─── DATA PROVIDED ───
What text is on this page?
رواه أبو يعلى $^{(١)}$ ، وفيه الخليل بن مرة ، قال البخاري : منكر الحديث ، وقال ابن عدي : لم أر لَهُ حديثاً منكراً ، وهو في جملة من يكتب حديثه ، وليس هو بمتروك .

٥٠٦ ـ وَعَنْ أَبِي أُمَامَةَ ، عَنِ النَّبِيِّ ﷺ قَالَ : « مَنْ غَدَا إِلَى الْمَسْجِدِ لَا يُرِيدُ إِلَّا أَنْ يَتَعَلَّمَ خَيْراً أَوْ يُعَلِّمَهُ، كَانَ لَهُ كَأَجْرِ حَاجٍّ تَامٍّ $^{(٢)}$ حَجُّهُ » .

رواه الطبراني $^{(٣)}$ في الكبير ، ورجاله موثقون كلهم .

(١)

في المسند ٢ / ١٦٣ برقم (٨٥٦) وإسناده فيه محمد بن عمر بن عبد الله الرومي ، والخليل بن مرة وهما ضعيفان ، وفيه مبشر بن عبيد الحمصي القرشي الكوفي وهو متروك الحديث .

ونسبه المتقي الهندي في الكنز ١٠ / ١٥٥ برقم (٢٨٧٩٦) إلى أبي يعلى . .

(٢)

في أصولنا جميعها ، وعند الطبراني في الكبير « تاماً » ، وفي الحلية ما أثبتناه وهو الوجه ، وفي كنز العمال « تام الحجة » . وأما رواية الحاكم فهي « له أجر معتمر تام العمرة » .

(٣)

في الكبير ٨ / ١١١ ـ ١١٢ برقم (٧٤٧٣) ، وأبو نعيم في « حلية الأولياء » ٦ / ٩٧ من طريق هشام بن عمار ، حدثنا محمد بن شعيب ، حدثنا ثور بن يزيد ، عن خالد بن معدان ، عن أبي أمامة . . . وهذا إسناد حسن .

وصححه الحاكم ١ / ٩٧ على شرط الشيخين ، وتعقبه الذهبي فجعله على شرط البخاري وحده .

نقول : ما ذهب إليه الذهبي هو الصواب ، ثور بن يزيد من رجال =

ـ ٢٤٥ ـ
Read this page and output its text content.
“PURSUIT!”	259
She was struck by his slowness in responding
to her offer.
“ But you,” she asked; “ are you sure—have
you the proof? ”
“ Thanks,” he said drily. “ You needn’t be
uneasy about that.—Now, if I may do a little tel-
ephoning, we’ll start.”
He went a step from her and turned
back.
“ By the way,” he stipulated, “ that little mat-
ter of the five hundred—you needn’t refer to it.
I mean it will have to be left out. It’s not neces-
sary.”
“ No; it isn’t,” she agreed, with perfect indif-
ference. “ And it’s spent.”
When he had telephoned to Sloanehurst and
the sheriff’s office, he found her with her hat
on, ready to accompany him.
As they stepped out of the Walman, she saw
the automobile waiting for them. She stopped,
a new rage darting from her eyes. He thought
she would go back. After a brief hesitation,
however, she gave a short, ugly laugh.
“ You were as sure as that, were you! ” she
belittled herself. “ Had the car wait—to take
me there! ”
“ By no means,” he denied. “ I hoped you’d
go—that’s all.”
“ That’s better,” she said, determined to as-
───
## WORK TO COMPLETE
Retype all of the data shown above, word for word.

## EXERCISE RESULT
What text is on this page?
رواه أبو يعلى $^{(١)}$ ، وفيه الخليل بن مرة ، قال البخاري : منكر الحديث ، وقال ابن عدي : لم أر لَهُ حديثاً منكراً ، وهو في جملة من يكتب حديثه ، وليس هو بمتروك .

٥٠٦ ـ وَعَنْ أَبِي أُمَامَةَ ، عَنِ النَّبِيِّ ﷺ قَالَ : « مَنْ غَدَا إِلَى الْمَسْجِدِ لَا يُرِيدُ إِلَّا أَنْ يَتَعَلَّمَ خَيْراً أَوْ يُعَلِّمَهُ، كَانَ لَهُ كَأَجْرِ حَاجٍّ تَامٍّ $^{(٢)}$ حَجُّهُ » .

رواه الطبراني $^{(٣)}$ في الكبير ، ورجاله موثقون كلهم .

(١)

في المسند ٢ / ١٦٣ برقم (٨٥٦) وإسناده فيه محمد بن عمر بن عبد الله الرومي ، والخليل بن مرة وهما ضعيفان ، وفيه مبشر بن عبيد الحمصي القرشي الكوفي وهو متروك الحديث .

ونسبه المتقي الهندي في الكنز ١٠ / ١٥٥ برقم (٢٨٧٩٦) إلى أبي يعلى . .

(٢)

في أصولنا جميعها ، وعند الطبراني في الكبير « تاماً » ، وفي الحلية ما أثبتناه وهو الوجه ، وفي كنز العمال « تام الحجة » . وأما رواية الحاكم فهي « له أجر معتمر تام العمرة » .

(٣)

في الكبير ٨ / ١١١ ـ ١١٢ برقم (٧٤٧٣) ، وأبو نعيم في « حلية الأولياء » ٦ / ٩٧ من طريق هشام بن عمار ، حدثنا محمد بن شعيب ، حدثنا ثور بن يزيد ، عن خالد بن معدان ، عن أبي أمامة . . . وهذا إسناد حسن .

وصححه الحاكم ١ / ٩٧ على شرط الشيخين ، وتعقبه الذهبي فجعله على شرط البخاري وحده .

نقول : ما ذهب إليه الذهبي هو الصواب ، ثور بن يزيد من رجال =

ـ ٢٤٥ ـ
Read this page and output its text content.
“PURSUIT!”	259
She was struck by his slowness in responding
to her offer.
“ But you,” she asked; “ are you sure—have
you the proof? ”
“ Thanks,” he said drily. “ You needn’t be
uneasy about that.—Now, if I may do a little tel-
ephoning, we’ll start.”
He went a step from her and turned
back.
“ By the way,” he stipulated, “ that little mat-
ter of the five hundred—you needn’t refer to it.
I mean it will have to be left out. It’s not neces-
sary.”
“ No; it isn’t,” she agreed, with perfect indif-
ference. “ And it’s spent.”
When he had telephoned to Sloanehurst and
the sheriff’s office, he found her with her hat
on, ready to accompany him.
As they stepped out of the Walman, she saw
the automobile waiting for them. She stopped,
a new rage darting from her eyes. He thought
she would go back. After a brief hesitation,
however, she gave a short, ugly laugh.
“ You were as sure as that, were you! ” she
belittled herself. “ Had the car wait—to take
me there! ”
“ By no means,” he denied. “ I hoped you’d
go—that’s all.”
“ That’s better,” she said, determined to as-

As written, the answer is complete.